**TASK INSTRUCTIONS:** Make a tally of the lines in the records that include the string "avatar", and give only that number.

[Begin INFORMATION PROVIDED]

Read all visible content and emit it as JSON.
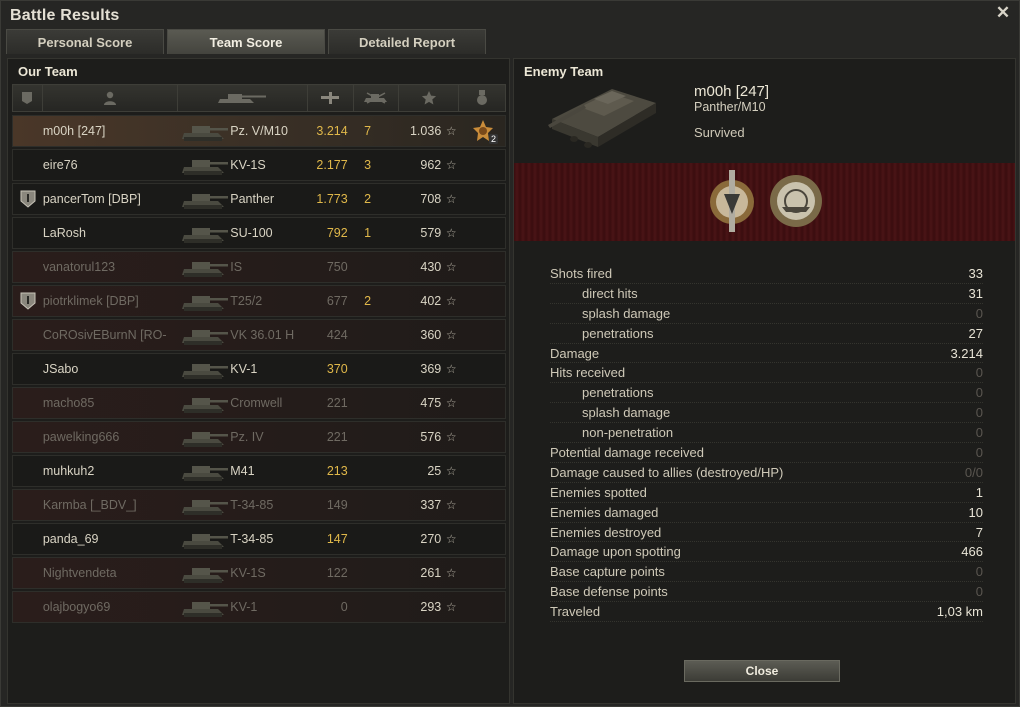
{
  "window": {
    "title": "Battle Results",
    "close_glyph": "✕"
  },
  "tabs": [
    {
      "label": "Personal Score",
      "active": false
    },
    {
      "label": "Team Score",
      "active": true
    },
    {
      "label": "Detailed Report",
      "active": false
    }
  ],
  "our_team": {
    "label": "Our Team",
    "columns": [
      "platoon-icon",
      "player-icon",
      "vehicle-icon",
      "damage-icon",
      "kills-icon",
      "xp-star-icon",
      "achievement-icon"
    ],
    "rows": [
      {
        "name": "m00h [247]",
        "vehicle": "Pz. V/M10",
        "damage": "3.214",
        "kills": "7",
        "xp": "1.036",
        "star": "☆",
        "badge": "",
        "achievement": "2",
        "state": "self"
      },
      {
        "name": "eire76",
        "vehicle": "KV-1S",
        "damage": "2.177",
        "kills": "3",
        "xp": "962",
        "star": "☆",
        "badge": "",
        "achievement": "",
        "state": "alive"
      },
      {
        "name": "pancerTom [DBP]",
        "vehicle": "Panther",
        "damage": "1.773",
        "kills": "2",
        "xp": "708",
        "star": "☆",
        "badge": "I",
        "achievement": "",
        "state": "alive"
      },
      {
        "name": "LaRosh",
        "vehicle": "SU-100",
        "damage": "792",
        "kills": "1",
        "xp": "579",
        "star": "☆",
        "badge": "",
        "achievement": "",
        "state": "alive"
      },
      {
        "name": "vanatorul123",
        "vehicle": "IS",
        "damage": "750",
        "kills": "",
        "xp": "430",
        "star": "☆",
        "badge": "",
        "achievement": "",
        "state": "dead"
      },
      {
        "name": "piotrklimek [DBP]",
        "vehicle": "T25/2",
        "damage": "677",
        "kills": "2",
        "xp": "402",
        "star": "☆",
        "badge": "I",
        "achievement": "",
        "state": "dead"
      },
      {
        "name": "CoROsivEBurnN [RO-",
        "vehicle": "VK 36.01 H",
        "damage": "424",
        "kills": "",
        "xp": "360",
        "star": "☆",
        "badge": "",
        "achievement": "",
        "state": "dead"
      },
      {
        "name": "JSabo",
        "vehicle": "KV-1",
        "damage": "370",
        "kills": "",
        "xp": "369",
        "star": "☆",
        "badge": "",
        "achievement": "",
        "state": "alive"
      },
      {
        "name": "macho85",
        "vehicle": "Cromwell",
        "damage": "221",
        "kills": "",
        "xp": "475",
        "star": "☆",
        "badge": "",
        "achievement": "",
        "state": "dead"
      },
      {
        "name": "pawelking666",
        "vehicle": "Pz. IV",
        "damage": "221",
        "kills": "",
        "xp": "576",
        "star": "☆",
        "badge": "",
        "achievement": "",
        "state": "dead"
      },
      {
        "name": "muhkuh2",
        "vehicle": "M41",
        "damage": "213",
        "kills": "",
        "xp": "25",
        "star": "☆",
        "badge": "",
        "achievement": "",
        "state": "alive"
      },
      {
        "name": "Karmba [_BDV_]",
        "vehicle": "T-34-85",
        "damage": "149",
        "kills": "",
        "xp": "337",
        "star": "☆",
        "badge": "",
        "achievement": "",
        "state": "dead"
      },
      {
        "name": "panda_69",
        "vehicle": "T-34-85",
        "damage": "147",
        "kills": "",
        "xp": "270",
        "star": "☆",
        "badge": "",
        "achievement": "",
        "state": "alive"
      },
      {
        "name": "Nightvendeta",
        "vehicle": "KV-1S",
        "damage": "122",
        "kills": "",
        "xp": "261",
        "star": "☆",
        "badge": "",
        "achievement": "",
        "state": "dead"
      },
      {
        "name": "olajbogyo69",
        "vehicle": "KV-1",
        "damage": "0",
        "kills": "",
        "xp": "293",
        "star": "☆",
        "badge": "",
        "achievement": "",
        "state": "dead"
      }
    ]
  },
  "detail": {
    "team_label": "Enemy Team",
    "player_name": "m00h [247]",
    "vehicle": "Panther/M10",
    "status": "Survived",
    "medals": [
      "tank-expert-medal-icon",
      "sniper-medal-icon"
    ],
    "stats": [
      {
        "label": "Shots fired",
        "value": "33",
        "sub": false,
        "zero": false
      },
      {
        "label": "direct hits",
        "value": "31",
        "sub": true,
        "zero": false
      },
      {
        "label": "splash damage",
        "value": "0",
        "sub": true,
        "zero": true
      },
      {
        "label": "penetrations",
        "value": "27",
        "sub": true,
        "zero": false
      },
      {
        "label": "Damage",
        "value": "3.214",
        "sub": false,
        "zero": false
      },
      {
        "label": "Hits received",
        "value": "0",
        "sub": false,
        "zero": true
      },
      {
        "label": "penetrations",
        "value": "0",
        "sub": true,
        "zero": true
      },
      {
        "label": "splash damage",
        "value": "0",
        "sub": true,
        "zero": true
      },
      {
        "label": "non-penetration",
        "value": "0",
        "sub": true,
        "zero": true
      },
      {
        "label": "Potential damage received",
        "value": "0",
        "sub": false,
        "zero": true
      },
      {
        "label": "Damage caused to allies (destroyed/HP)",
        "value": "0/0",
        "sub": false,
        "zero": true
      },
      {
        "label": "Enemies spotted",
        "value": "1",
        "sub": false,
        "zero": false
      },
      {
        "label": "Enemies damaged",
        "value": "10",
        "sub": false,
        "zero": false
      },
      {
        "label": "Enemies destroyed",
        "value": "7",
        "sub": false,
        "zero": false
      },
      {
        "label": "Damage upon spotting",
        "value": "466",
        "sub": false,
        "zero": false
      },
      {
        "label": "Base capture points",
        "value": "0",
        "sub": false,
        "zero": true
      },
      {
        "label": "Base defense points",
        "value": "0",
        "sub": false,
        "zero": true
      },
      {
        "label": "Traveled",
        "value": "1,03 km",
        "sub": false,
        "zero": false
      }
    ],
    "close_label": "Close"
  },
  "colors": {
    "accent_damage": "#e0b84a",
    "dead_row": "#2a1d1b",
    "self_row": "#4a3728",
    "medal_band": "#4a1416"
  }
}
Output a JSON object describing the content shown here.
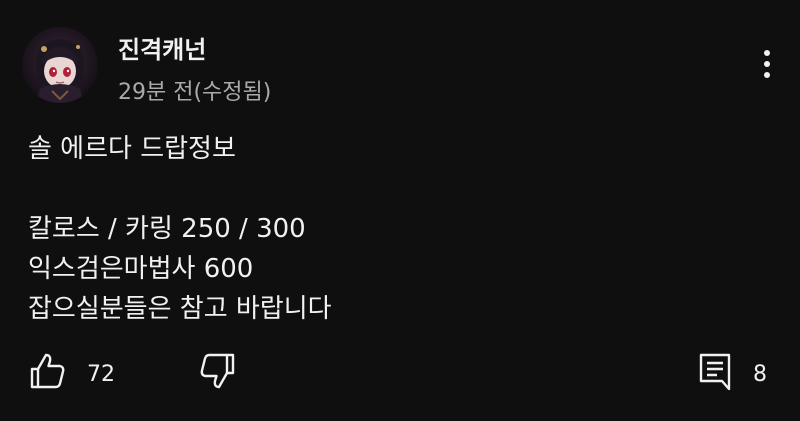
{
  "comment": {
    "author": "진격캐넌",
    "timestamp": "29분 전(수정됨)",
    "body_lines": [
      "솔 에르다 드랍정보",
      "칼로스 / 카링 250 / 300",
      "익스검은마법사 600",
      "잡으실분들은 참고 바랍니다"
    ]
  },
  "actions": {
    "like_count": "72",
    "reply_count": "8"
  },
  "icons": {
    "like": "thumbs-up-icon",
    "dislike": "thumbs-down-icon",
    "reply": "comment-icon",
    "more": "more-vertical-icon"
  },
  "colors": {
    "background": "#0f0f0f",
    "text_primary": "#f1f1f1",
    "text_secondary": "#aaaaaa"
  }
}
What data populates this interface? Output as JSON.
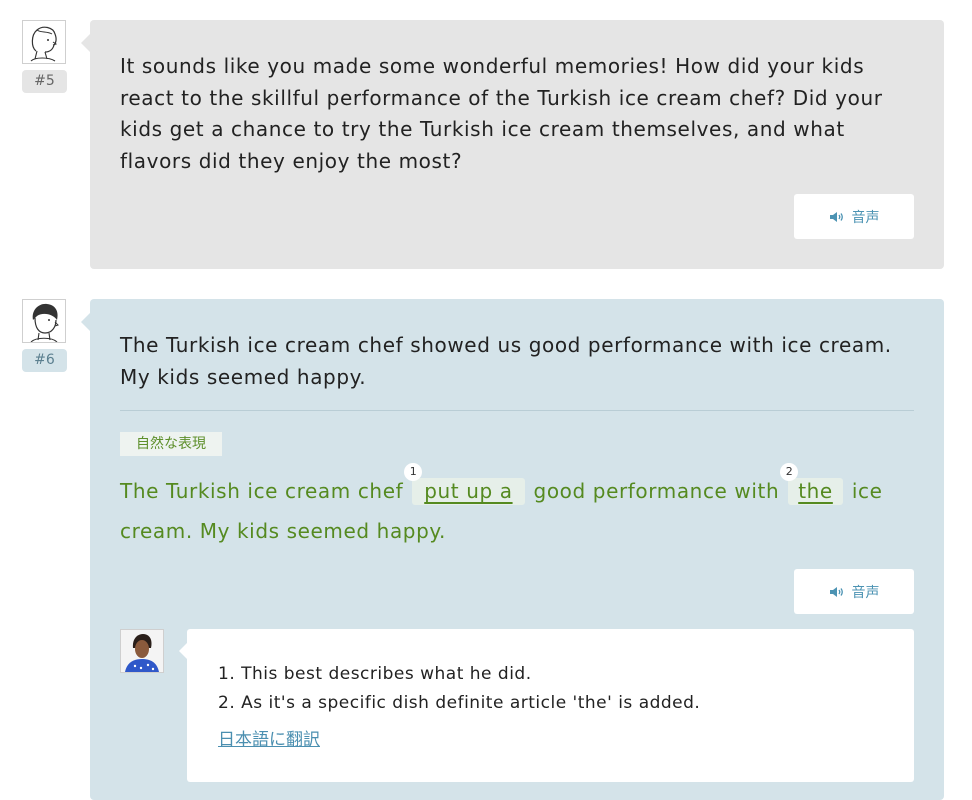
{
  "messages": [
    {
      "number": "#5",
      "text": "It sounds like you made some wonderful memories! How did your kids react to the skillful performance of the Turkish ice cream chef? Did your kids get a chance to try the Turkish ice cream themselves, and what flavors did they enjoy the most?",
      "audio_label": "音声",
      "avatar_icon": "sketch-person-avatar-icon"
    },
    {
      "number": "#6",
      "text": "The Turkish ice cream chef showed us good performance with ice cream. My kids seemed happy.",
      "audio_label": "音声",
      "avatar_icon": "sketch-person-avatar-icon",
      "correction": {
        "tag": "自然な表現",
        "part1": "The Turkish ice cream chef",
        "mark1_num": "1",
        "mark1_text": "put up a",
        "part2": "good performance with",
        "mark2_num": "2",
        "mark2_text": "the",
        "part3": "ice cream. My kids seemed happy."
      },
      "tutor_comment": {
        "items": [
          "1. This best describes what he did.",
          "2. As it's a specific dish definite article 'the' is added."
        ],
        "translate_link": "日本語に翻訳",
        "avatar_icon": "tutor-photo-avatar-icon"
      }
    }
  ],
  "colors": {
    "gray_bubble": "#e5e5e5",
    "blue_bubble": "#d4e3e9",
    "correction_green": "#558a20",
    "link_blue": "#4b8fb0"
  }
}
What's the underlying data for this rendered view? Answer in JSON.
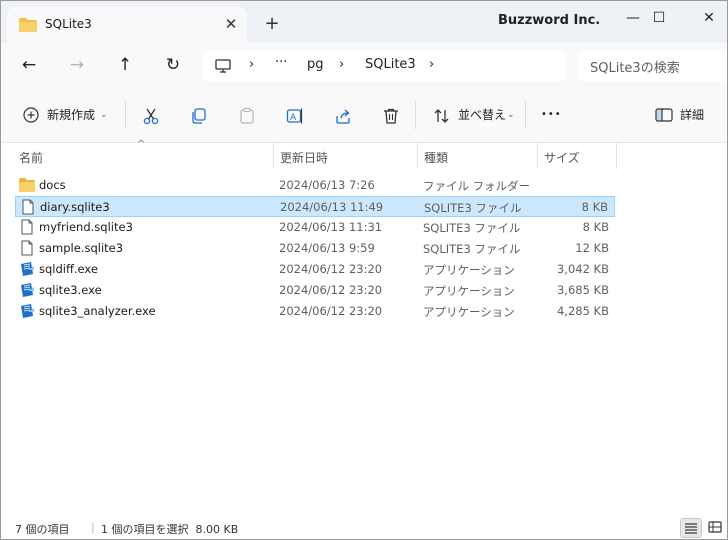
{
  "tab": {
    "title": "SQLite3",
    "close": "✕",
    "new_tab": "+"
  },
  "brand": "Buzzword Inc.",
  "window_controls": {
    "minimize": "—",
    "maximize": "☐",
    "close": "✕"
  },
  "nav": {
    "back": "←",
    "forward": "→",
    "up": "↑",
    "refresh": "↻"
  },
  "address": {
    "computer_icon": "computer-icon",
    "chevron": "›",
    "ellipsis": "···",
    "crumbs": [
      "pg",
      "SQLite3"
    ]
  },
  "search": {
    "placeholder": "SQLite3の検索"
  },
  "toolbar": {
    "new_label": "新規作成",
    "sort_label": "並べ替え",
    "more": "•••",
    "details_label": "詳細"
  },
  "columns": {
    "name": "名前",
    "date": "更新日時",
    "type": "種類",
    "size": "サイズ"
  },
  "files": [
    {
      "icon": "folder-icon",
      "name": "docs",
      "date": "2024/06/13 7:26",
      "type": "ファイル フォルダー",
      "size": "",
      "selected": false
    },
    {
      "icon": "file-icon",
      "name": "diary.sqlite3",
      "date": "2024/06/13 11:49",
      "type": "SQLITE3 ファイル",
      "size": "8 KB",
      "selected": true
    },
    {
      "icon": "file-icon",
      "name": "myfriend.sqlite3",
      "date": "2024/06/13 11:31",
      "type": "SQLITE3 ファイル",
      "size": "8 KB",
      "selected": false
    },
    {
      "icon": "file-icon",
      "name": "sample.sqlite3",
      "date": "2024/06/13 9:59",
      "type": "SQLITE3 ファイル",
      "size": "12 KB",
      "selected": false
    },
    {
      "icon": "exe-icon",
      "name": "sqldiff.exe",
      "date": "2024/06/12 23:20",
      "type": "アプリケーション",
      "size": "3,042 KB",
      "selected": false
    },
    {
      "icon": "exe-icon",
      "name": "sqlite3.exe",
      "date": "2024/06/12 23:20",
      "type": "アプリケーション",
      "size": "3,685 KB",
      "selected": false
    },
    {
      "icon": "exe-icon",
      "name": "sqlite3_analyzer.exe",
      "date": "2024/06/12 23:20",
      "type": "アプリケーション",
      "size": "4,285 KB",
      "selected": false
    }
  ],
  "status": {
    "item_count": "7 個の項目",
    "selection": "1 個の項目を選択  8.00 KB"
  },
  "colors": {
    "selected_row": "#cce8ff",
    "folder": "#f0c040",
    "exe": "#1e6fc8"
  }
}
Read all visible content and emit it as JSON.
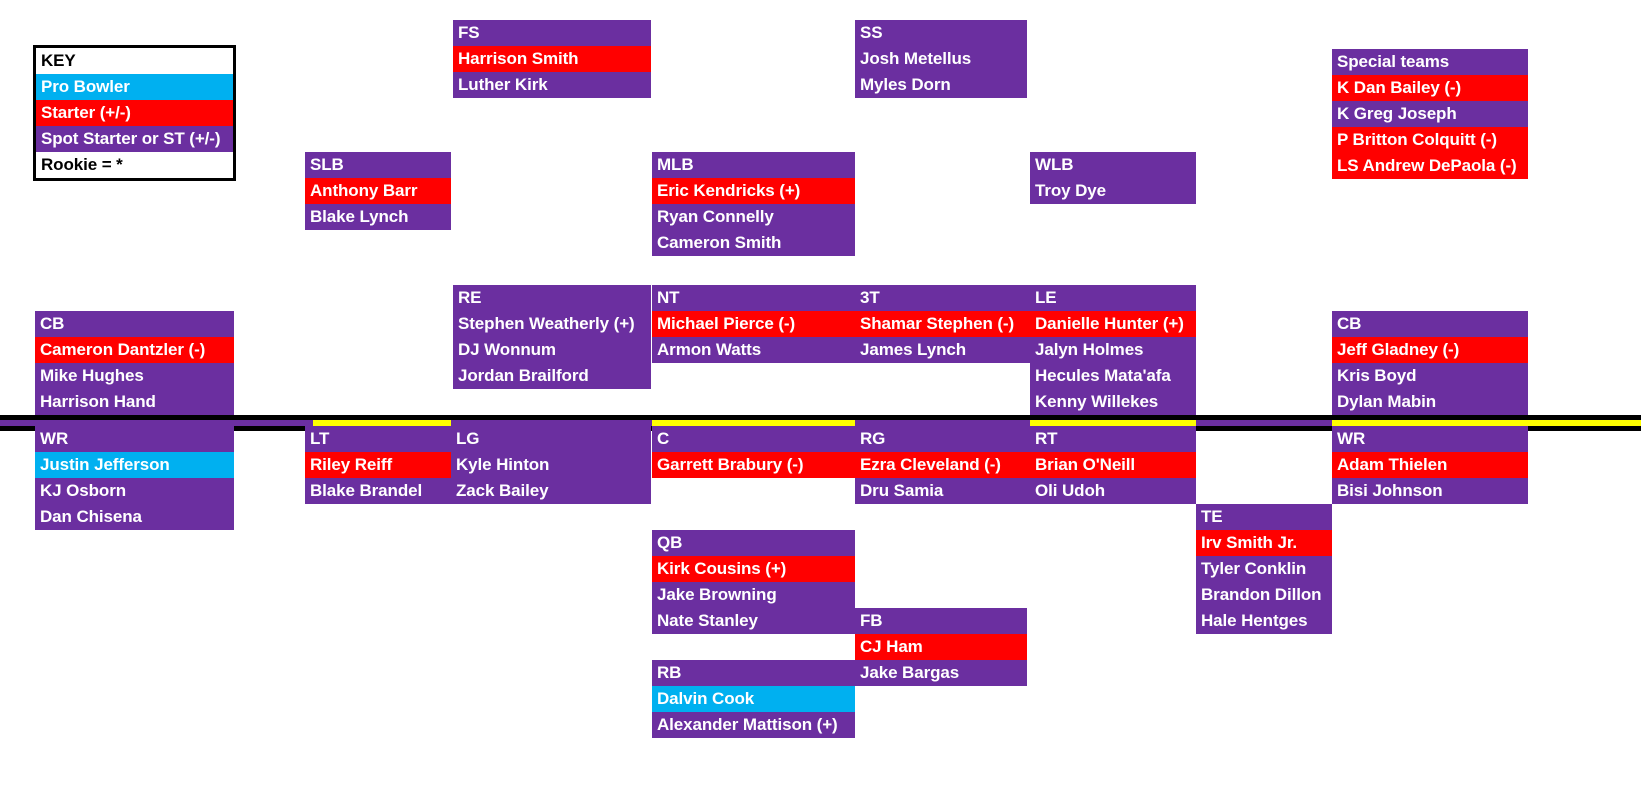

[End INFORMATION PROVIDED]

**REPLY:** 3